Estás en Milán, Italia.
Tarareas una melodía, te dicen que te calles, pero eso a ti no te importa.
No te importa porque estás frente a una pared que te transporta ya sea 500 o 2000 años atrás.
Y no puedes quitarte la melodía de la cabeza.
También estás en Jerusalén.
Estás frente al Cristo decepcionado por el anuncio que acaba de dar.
El anuncio de la traición y el misterioso desenlace.
Y estás frente al maestro renacentista que acaba de terminar una de sus obras más importantes.
Es Leonardo.
Leonardo di Ser Piero Da Vinci.
El maestro, prodigio y polímata por excelencia, el gran paradigma del hombre renacentista, supera los 45 años y no deja de explorar. No le ves su rostro, porque te da la espalda, pero por su lenguaje corporal sabes que está satisfecho.
Jesús, en cambio, supera los 33, se ve preocupado porque sabe que está a punto de poner el mundo de cabeza.
Así como lo acaba de hacer con los 12 que lo acompañan.
Ves los rostros de los discípulos.
Uno por uno.
Te das cuenta que el pintor italiano acentuó las emociones y expresiones humanas de los personajes, no les puso halos y para pintarlos recurrió a modelos reales. Miras con detenimiento a Juan y recuerdas que se dice que para pintarlo, Leonardo usó como modelo una mujer joven, para Judas, un criminal de las cárceles de Milán, y Jesús, alguien que se sabía desahuciado. Se dicen tantas cosas.
Recorres las miradas y distingues sentimientos tan variados como la ira, el miedo, el asombro y el dolor. Porque de eso están hechas las pinceladas de Da Vinci: de emociones.
Sigues tarareando la melodía.
No la puedes callar.
Haces una pequeña pausa para tomar aire.
Te abruma el arte y te abruma también la historia.
Pero te abruma más perderte en tantos siglos de diferencia.
Milán, Jerusalén. Jesús, Leonardo.
Sabes que estás ante la pintura mural más importante de la historia.
Es una obra de 460 x 880cm, pintada entre los años 1495 y 1498, en pleno Renacimiento.

- - - - - - -

**PROBLEMA A**
Explica, según el texto sobre el mural de Leonardo, por qué a quien tararea la melodía no le importa que le digan que se calle.
**PROBLEMA B**
Reescribe un pasaje del texto sobre el mural de Leonardo y cambia "halos" por "aureolas". Empieza en las palabras "Ves los rostros" y termina después de "Jerusalén. Jesús, Leonardo.".
**PROBLEMA C**
Enumera los sentimientos que, según el texto sobre el mural de Leonardo, se distinguen al recorrer las miradas.

- - - - - - -

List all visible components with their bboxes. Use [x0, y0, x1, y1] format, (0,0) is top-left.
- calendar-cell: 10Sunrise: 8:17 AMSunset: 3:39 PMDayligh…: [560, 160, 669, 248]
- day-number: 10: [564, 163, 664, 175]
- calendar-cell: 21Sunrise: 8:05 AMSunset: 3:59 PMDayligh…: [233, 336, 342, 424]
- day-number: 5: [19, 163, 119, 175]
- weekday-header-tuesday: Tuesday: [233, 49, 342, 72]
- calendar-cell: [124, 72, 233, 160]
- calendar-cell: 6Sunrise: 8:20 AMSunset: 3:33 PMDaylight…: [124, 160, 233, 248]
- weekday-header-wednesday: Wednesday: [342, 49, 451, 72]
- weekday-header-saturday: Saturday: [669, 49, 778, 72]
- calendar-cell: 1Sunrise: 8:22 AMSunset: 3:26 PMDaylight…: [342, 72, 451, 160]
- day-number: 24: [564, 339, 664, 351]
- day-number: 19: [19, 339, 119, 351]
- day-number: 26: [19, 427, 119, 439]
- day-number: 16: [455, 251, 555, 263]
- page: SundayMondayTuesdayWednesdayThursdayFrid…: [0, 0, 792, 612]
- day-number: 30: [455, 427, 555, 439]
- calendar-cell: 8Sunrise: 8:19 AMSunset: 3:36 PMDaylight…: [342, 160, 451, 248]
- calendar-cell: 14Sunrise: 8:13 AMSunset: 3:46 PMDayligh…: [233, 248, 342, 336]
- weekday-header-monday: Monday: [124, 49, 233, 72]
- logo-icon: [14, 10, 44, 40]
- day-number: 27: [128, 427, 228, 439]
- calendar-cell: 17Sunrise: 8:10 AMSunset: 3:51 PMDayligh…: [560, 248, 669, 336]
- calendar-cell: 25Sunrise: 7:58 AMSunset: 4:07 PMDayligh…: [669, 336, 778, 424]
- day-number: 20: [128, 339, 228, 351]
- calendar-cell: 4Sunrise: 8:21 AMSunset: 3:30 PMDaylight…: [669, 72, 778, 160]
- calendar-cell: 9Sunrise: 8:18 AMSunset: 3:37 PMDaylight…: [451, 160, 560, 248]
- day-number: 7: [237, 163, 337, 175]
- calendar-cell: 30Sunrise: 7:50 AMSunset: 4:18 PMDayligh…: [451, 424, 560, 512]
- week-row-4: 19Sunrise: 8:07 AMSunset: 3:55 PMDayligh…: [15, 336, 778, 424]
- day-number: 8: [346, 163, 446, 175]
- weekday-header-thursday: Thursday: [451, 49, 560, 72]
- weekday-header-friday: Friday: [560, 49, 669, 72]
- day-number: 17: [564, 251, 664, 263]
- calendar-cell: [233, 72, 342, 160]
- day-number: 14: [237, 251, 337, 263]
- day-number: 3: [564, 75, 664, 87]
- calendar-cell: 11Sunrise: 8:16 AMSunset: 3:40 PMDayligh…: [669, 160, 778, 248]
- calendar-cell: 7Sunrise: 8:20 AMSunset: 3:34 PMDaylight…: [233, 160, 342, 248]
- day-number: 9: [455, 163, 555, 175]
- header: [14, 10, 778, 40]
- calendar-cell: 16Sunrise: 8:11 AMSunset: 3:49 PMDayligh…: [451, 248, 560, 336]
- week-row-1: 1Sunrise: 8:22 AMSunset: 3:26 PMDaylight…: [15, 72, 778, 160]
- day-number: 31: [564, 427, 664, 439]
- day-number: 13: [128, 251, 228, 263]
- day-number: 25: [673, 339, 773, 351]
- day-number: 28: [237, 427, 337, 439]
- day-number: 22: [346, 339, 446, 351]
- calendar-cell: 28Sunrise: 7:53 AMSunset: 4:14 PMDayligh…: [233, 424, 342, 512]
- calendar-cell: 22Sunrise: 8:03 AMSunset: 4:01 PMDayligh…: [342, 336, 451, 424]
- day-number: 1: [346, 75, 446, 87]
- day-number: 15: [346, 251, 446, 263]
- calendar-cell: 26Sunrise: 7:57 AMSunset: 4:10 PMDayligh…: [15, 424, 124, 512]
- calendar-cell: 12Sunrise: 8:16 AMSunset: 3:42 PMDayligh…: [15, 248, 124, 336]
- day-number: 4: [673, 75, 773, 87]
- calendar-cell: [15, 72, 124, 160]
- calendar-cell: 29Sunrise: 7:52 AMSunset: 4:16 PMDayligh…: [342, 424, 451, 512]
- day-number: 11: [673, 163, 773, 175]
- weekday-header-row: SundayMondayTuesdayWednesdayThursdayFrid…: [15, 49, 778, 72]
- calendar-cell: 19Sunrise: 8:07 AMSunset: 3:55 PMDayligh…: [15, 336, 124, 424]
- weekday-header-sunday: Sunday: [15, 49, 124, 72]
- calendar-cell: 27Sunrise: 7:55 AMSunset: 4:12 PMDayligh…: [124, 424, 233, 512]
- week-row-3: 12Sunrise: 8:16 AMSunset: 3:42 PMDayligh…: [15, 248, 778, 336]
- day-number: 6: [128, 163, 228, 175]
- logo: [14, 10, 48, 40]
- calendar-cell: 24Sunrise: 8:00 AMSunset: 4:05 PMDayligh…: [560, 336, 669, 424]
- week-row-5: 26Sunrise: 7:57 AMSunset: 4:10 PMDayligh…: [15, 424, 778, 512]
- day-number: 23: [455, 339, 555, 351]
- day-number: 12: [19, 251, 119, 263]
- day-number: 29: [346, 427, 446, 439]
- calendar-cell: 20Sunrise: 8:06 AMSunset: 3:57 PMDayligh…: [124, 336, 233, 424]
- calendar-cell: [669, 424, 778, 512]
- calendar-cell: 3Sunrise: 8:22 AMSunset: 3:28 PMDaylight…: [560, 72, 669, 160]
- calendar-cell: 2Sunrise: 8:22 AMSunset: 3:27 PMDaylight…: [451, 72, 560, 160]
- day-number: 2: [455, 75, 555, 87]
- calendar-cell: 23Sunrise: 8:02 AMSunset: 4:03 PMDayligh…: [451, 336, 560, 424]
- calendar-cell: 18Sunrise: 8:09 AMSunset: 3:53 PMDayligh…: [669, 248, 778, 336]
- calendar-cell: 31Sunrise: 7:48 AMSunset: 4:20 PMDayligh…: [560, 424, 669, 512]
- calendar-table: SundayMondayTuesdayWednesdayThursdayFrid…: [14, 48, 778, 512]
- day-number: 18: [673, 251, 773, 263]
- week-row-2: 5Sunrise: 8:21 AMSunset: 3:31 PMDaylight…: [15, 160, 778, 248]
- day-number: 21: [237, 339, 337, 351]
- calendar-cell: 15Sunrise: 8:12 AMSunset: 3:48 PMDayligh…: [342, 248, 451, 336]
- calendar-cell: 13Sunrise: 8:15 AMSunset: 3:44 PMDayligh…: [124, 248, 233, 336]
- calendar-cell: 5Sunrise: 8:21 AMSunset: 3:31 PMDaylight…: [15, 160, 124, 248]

- - - - - - -

**RESULTADO COMPLETO A**
No le importa porque está frente a una pared que le transporta ya sea 500 o 2000 años atrás.

**RESULTADO COMPLETO B**
Ves los rostros de los discípulos.
Uno por uno.
Te das cuenta que el pintor italiano acentuó las emociones y expresiones humanas de los personajes, no les puso aureolas y para pintarlos recurrió a modelos reales. Miras con detenimiento a Juan y recuerdas que se dice que para pintarlo, Leonardo usó como modelo una mujer joven, para Judas, un criminal de las cárceles de Milán, y Jesús, alguien que se sabía desahuciado. Se dicen tantas cosas.
Recorres las miradas y distingues sentimientos tan variados como la ira, el miedo, el asombro y el dolor. Porque de eso están hechas las pinceladas de Da Vinci: de emociones.
Sigues tarareando la melodía.
No la puedes callar.
Haces una pequeña pausa para tomar aire.
Te abruma el arte y te abruma también la historia.
Pero te abruma más perderte en tantos siglos de diferencia.
Milán, Jerusalén. Jesús, Leonardo.

**RESULTADO COMPLETO C**
La ira, el miedo, el asombro y el dolor.